◆ **The request**: Copy the lines of the records below word for word, starting at the line that contains "device-bottom xyxy=(62,530,490,562)" and ending at the line that contains "midi-out-port-label: MIDI OUT", with both of those lines included.

BEGIN Raw data

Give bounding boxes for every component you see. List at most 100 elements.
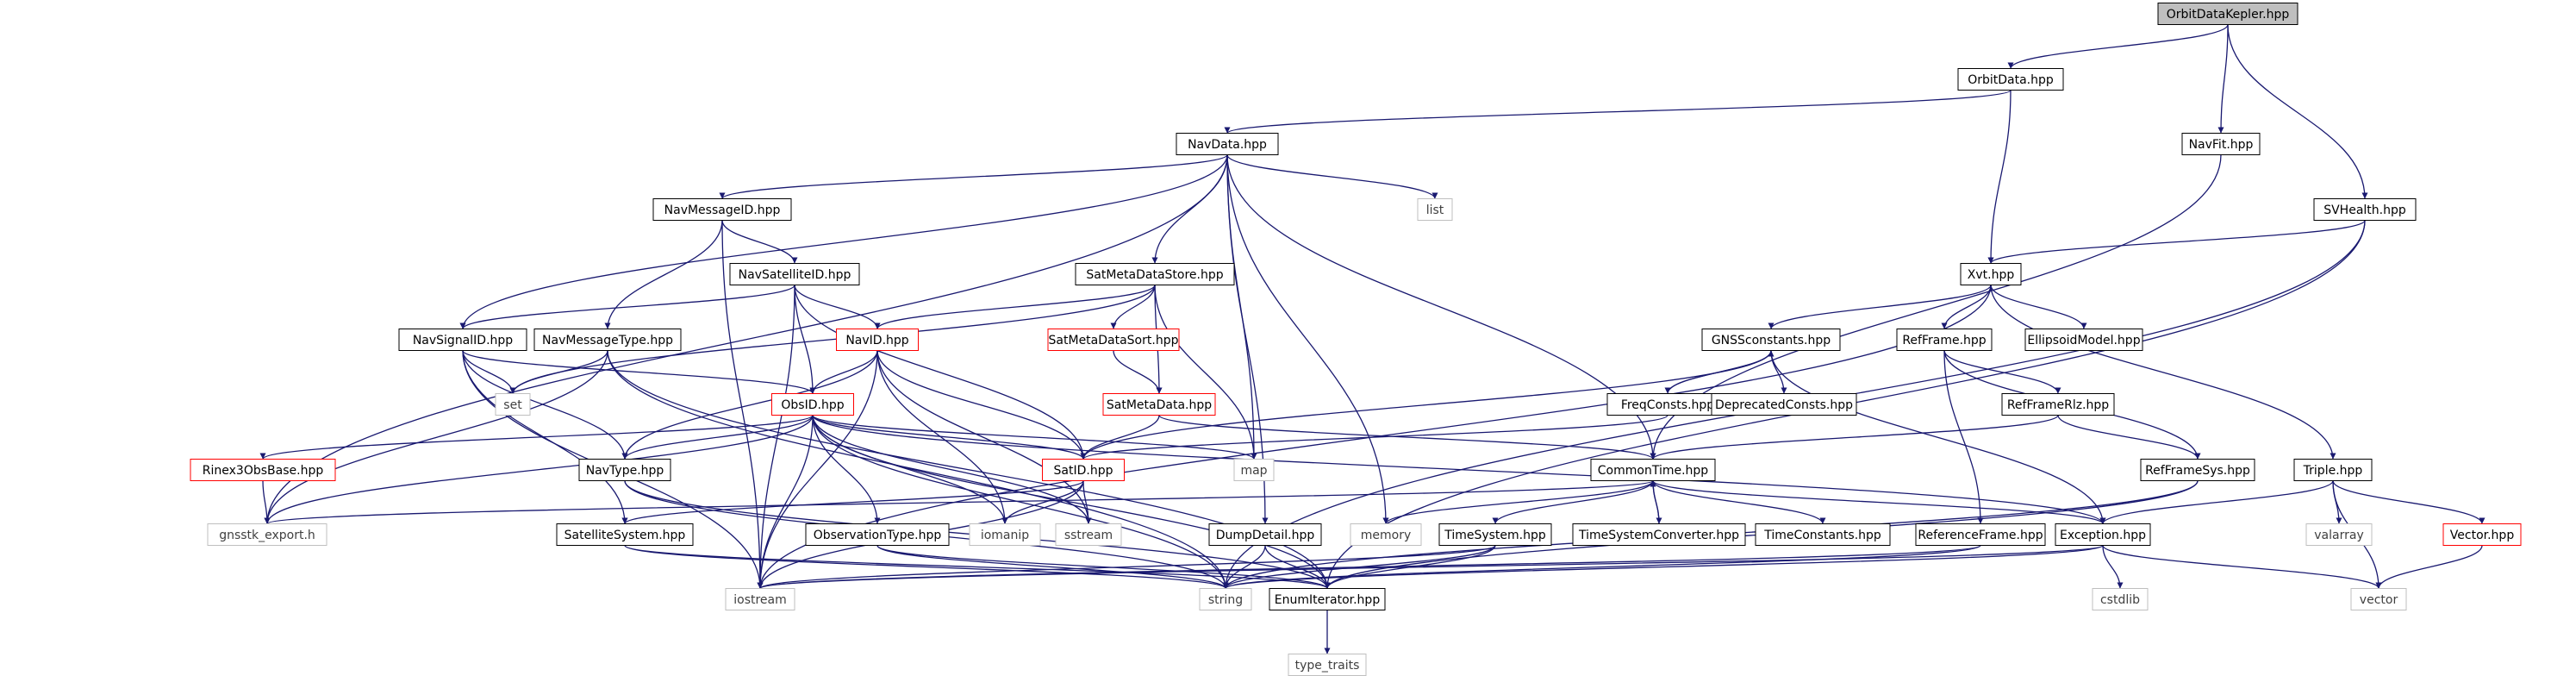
node-Rinex3ObsBase[interactable]: Rinex3ObsBase.hpp [190, 459, 336, 481]
node-ReferenceFrame[interactable]: ReferenceFrame.hpp [1915, 523, 2046, 546]
edge-CommonTime-to-Exception [1652, 479, 2106, 525]
node-label: string [1208, 593, 1243, 607]
edge-SatID-to-sstream [1082, 480, 1092, 524]
edge-NavSignalID-to-NavType [462, 350, 628, 460]
edge-NavID-to-ObsID [809, 350, 878, 394]
node-EnumIterator[interactable]: EnumIterator.hpp [1269, 588, 1386, 610]
node-box [1047, 329, 1180, 351]
graph-nodes: OrbitDataKepler.hppOrbitData.hppNavFit.h… [190, 3, 2522, 676]
node-CommonTime[interactable]: CommonTime.hpp [1590, 459, 1716, 481]
edge-NavData-to-list [1226, 154, 1438, 199]
node-valarray: valarray [2305, 523, 2373, 546]
node-SatMetaData[interactable]: SatMetaData.hpp [1102, 393, 1216, 416]
node-Triple[interactable]: Triple.hpp [2293, 459, 2373, 481]
edge-DumpDetail-to-string [1222, 545, 1266, 589]
edge-NavID-to-iomanip [876, 350, 1008, 524]
edge-Exception-to-string [1222, 544, 2104, 590]
node-NavSatelliteID[interactable]: NavSatelliteID.hpp [729, 263, 860, 285]
node-box [1042, 459, 1125, 481]
node-OrbitData[interactable]: OrbitData.hpp [1957, 68, 2064, 91]
node-EllipsoidModel[interactable]: EllipsoidModel.hpp [2024, 329, 2143, 351]
node-Xvt[interactable]: Xvt.hpp [1960, 263, 2022, 285]
node-FreqConsts[interactable]: FreqConsts.hpp [1606, 393, 1729, 416]
node-OrbitDataKepler[interactable]: OrbitDataKepler.hpp [2157, 3, 2298, 25]
node-SatelliteSystem[interactable]: SatelliteSystem.hpp [556, 523, 694, 546]
node-TimeSystem[interactable]: TimeSystem.hpp [1438, 523, 1552, 546]
edge-NavSatelliteID-to-NavSignalID [459, 284, 795, 330]
edge-RefFrameRlz-to-CommonTime [1650, 414, 2059, 460]
node-label: ObsID.hpp [781, 398, 844, 412]
node-label: valarray [2314, 529, 2363, 542]
edge-SatelliteSystem-to-string [624, 544, 1229, 590]
edge-FreqConsts-to-GNSSconstants [1667, 350, 1775, 394]
node-box [495, 393, 531, 416]
node-label: map [1240, 464, 1267, 478]
node-NavSignalID[interactable]: NavSignalID.hpp [398, 329, 527, 351]
edge-NavMessageID-to-iostream [721, 220, 764, 589]
node-box [1075, 263, 1235, 285]
node-RefFrameRlz[interactable]: RefFrameRlz.hpp [2001, 393, 2115, 416]
node-NavData[interactable]: NavData.hpp [1176, 133, 1279, 155]
node-label: NavID.hpp [845, 334, 908, 347]
edge-NavSatelliteID-to-ObsID [794, 285, 816, 394]
edge-NavSignalID-to-ObsID [462, 349, 816, 395]
node-ObservationType[interactable]: ObservationType.hpp [805, 523, 950, 546]
node-TimeSystemConverter[interactable]: TimeSystemConverter.hpp [1572, 523, 1746, 546]
node-DeprecatedConsts[interactable]: DeprecatedConsts.hpp [1711, 393, 1857, 416]
node-NavID[interactable]: NavID.hpp [836, 329, 919, 351]
node-box [1055, 523, 1122, 546]
node-GNSSconstants[interactable]: GNSSconstants.hpp [1701, 329, 1841, 351]
node-label: SVHealth.hpp [2323, 203, 2406, 217]
edge-ObsID-to-string [812, 415, 1229, 589]
node-box [1590, 459, 1716, 481]
node-box [2313, 198, 2417, 221]
node-label: EllipsoidModel.hpp [2027, 334, 2140, 347]
node-label: list [1426, 203, 1444, 217]
edge-OrbitDataKepler-to-OrbitData [2007, 24, 2229, 69]
edge-RefFrameRlz-to-RefFrameSys [2057, 415, 2201, 460]
node-RefFrame[interactable]: RefFrame.hpp [1896, 329, 1993, 351]
edge-OrbitData-to-NavData [1224, 89, 2012, 135]
node-ObsID[interactable]: ObsID.hpp [771, 393, 854, 416]
node-NavFit[interactable]: NavFit.hpp [2181, 133, 2261, 155]
node-box [2157, 3, 2298, 25]
node-TimeConstants[interactable]: TimeConstants.hpp [1755, 523, 1891, 546]
node-NavType[interactable]: NavType.hpp [578, 459, 671, 481]
edge-NavID-to-SatID [876, 350, 1087, 460]
node-Exception[interactable]: Exception.hpp [2055, 523, 2151, 546]
edge-NavSatelliteID-to-SatID [794, 285, 1087, 460]
edge-NavData-to-gnsstk_export [264, 154, 1228, 524]
node-label: DeprecatedConsts.hpp [1715, 398, 1853, 412]
node-label: ReferenceFrame.hpp [1918, 529, 2043, 542]
node-SatID[interactable]: SatID.hpp [1042, 459, 1125, 481]
node-label: cstdlib [2100, 593, 2140, 607]
node-NavMessageType[interactable]: NavMessageType.hpp [533, 329, 682, 351]
node-label: TimeSystem.hpp [1444, 529, 1546, 542]
node-iostream: iostream [725, 588, 795, 610]
node-box [969, 523, 1041, 546]
node-NavMessageID[interactable]: NavMessageID.hpp [652, 198, 792, 221]
node-box [2181, 133, 2261, 155]
node-label: sstream [1064, 529, 1113, 542]
edge-ObsID-to-Exception [812, 415, 2106, 524]
node-box [2140, 459, 2255, 481]
edge-CommonTime-to-TimeConstants [1652, 480, 1826, 524]
node-SVHealth[interactable]: SVHealth.hpp [2313, 198, 2417, 221]
node-label: NavType.hpp [586, 464, 664, 478]
node-box [1701, 329, 1841, 351]
edge-Vector-to-vector [2375, 545, 2483, 589]
node-label: SatelliteSystem.hpp [564, 529, 686, 542]
node-box [556, 523, 694, 546]
node-label: memory [1361, 529, 1412, 542]
edge-ObsID-to-SatID [812, 415, 1087, 460]
edge-CommonTime-to-memory [1382, 480, 1654, 524]
node-box [725, 588, 795, 610]
node-SatMetaDataSort[interactable]: SatMetaDataSort.hpp [1047, 329, 1180, 351]
node-label: CommonTime.hpp [1598, 464, 1709, 478]
node-RefFrameSys[interactable]: RefFrameSys.hpp [2140, 459, 2255, 481]
node-DumpDetail[interactable]: DumpDetail.hpp [1208, 523, 1322, 546]
node-Vector[interactable]: Vector.hpp [2442, 523, 2522, 546]
node-SatMetaDataStore[interactable]: SatMetaDataStore.hpp [1075, 263, 1235, 285]
node-box [1417, 198, 1453, 221]
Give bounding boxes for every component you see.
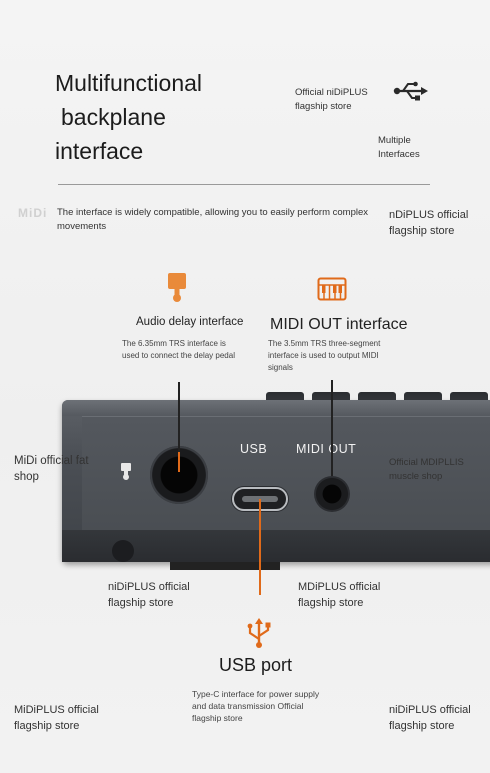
device-bottom xyxy=(62,530,490,562)
midi-out-title: MIDI OUT interface xyxy=(270,316,408,333)
usb-port-desc: Type-C interface for power supply and da… xyxy=(192,689,320,723)
intro-text: The interface is widely compatible, allo… xyxy=(57,207,368,232)
midi-out-port-label: MIDI OUT xyxy=(296,442,357,456)
bottom-left-label: MiDiPLUS official flagship store xyxy=(14,704,99,732)
store-label-top: Official niDiPLUS flagship store xyxy=(295,87,368,112)
audio-callout-line xyxy=(178,382,180,452)
audio-delay-title: Audio delay interface xyxy=(136,316,244,328)
keyboard-icon xyxy=(317,277,347,301)
usb-port-title: USB port xyxy=(219,655,293,675)
midi-callout-line xyxy=(331,380,333,476)
right-shop-label: Official MDIPLLIS muscle shop xyxy=(389,457,464,482)
audio-delay-desc: The 6.35mm TRS interface is used to conn… xyxy=(122,339,235,360)
usb-callout-line xyxy=(259,499,261,595)
title-line-3: interface xyxy=(55,138,144,164)
device-stand xyxy=(170,562,280,570)
usb-trident-icon xyxy=(243,617,275,649)
usb-icon xyxy=(393,80,429,102)
jack-symbol-icon xyxy=(120,462,132,482)
midi-out-desc: The 3.5mm TRS three-segment interface is… xyxy=(268,339,381,372)
audio-callout-line-accent xyxy=(178,452,180,472)
device-foot xyxy=(112,540,134,562)
audio-jack-icon xyxy=(166,271,188,305)
below-right-label: MDiPLUS official flagship store xyxy=(298,581,381,609)
page-title: Multifunctional backplane interface xyxy=(55,66,295,168)
store-label-right: nDiPLUS official flagship store xyxy=(389,209,469,237)
logo-watermark: MiDi xyxy=(18,206,48,220)
title-line-2: backplane xyxy=(61,104,166,130)
bottom-right-label: niDiPLUS official flagship store xyxy=(389,704,471,732)
below-left-label: niDiPLUS official flagship store xyxy=(108,581,190,609)
multiple-interfaces-label: Multiple Interfaces xyxy=(378,135,420,160)
left-shop-label: MiDi official fat shop xyxy=(14,455,89,483)
title-line-1: Multifunctional xyxy=(55,70,203,96)
midi-out-jack-port xyxy=(314,476,350,512)
usb-port-label: USB xyxy=(240,442,268,456)
divider xyxy=(58,184,430,185)
device-top-edge xyxy=(62,400,490,416)
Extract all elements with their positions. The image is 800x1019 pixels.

END Raw data

◆ **Correct result**:
device-bottom xyxy=(62,530,490,562)
midi-out-title: MIDI OUT interface xyxy=(270,316,408,333)
usb-port-desc: Type-C interface for power supply and da… xyxy=(192,689,320,723)
intro-text: The interface is widely compatible, allo… xyxy=(57,207,368,232)
midi-out-port-label: MIDI OUT xyxy=(296,442,357,456)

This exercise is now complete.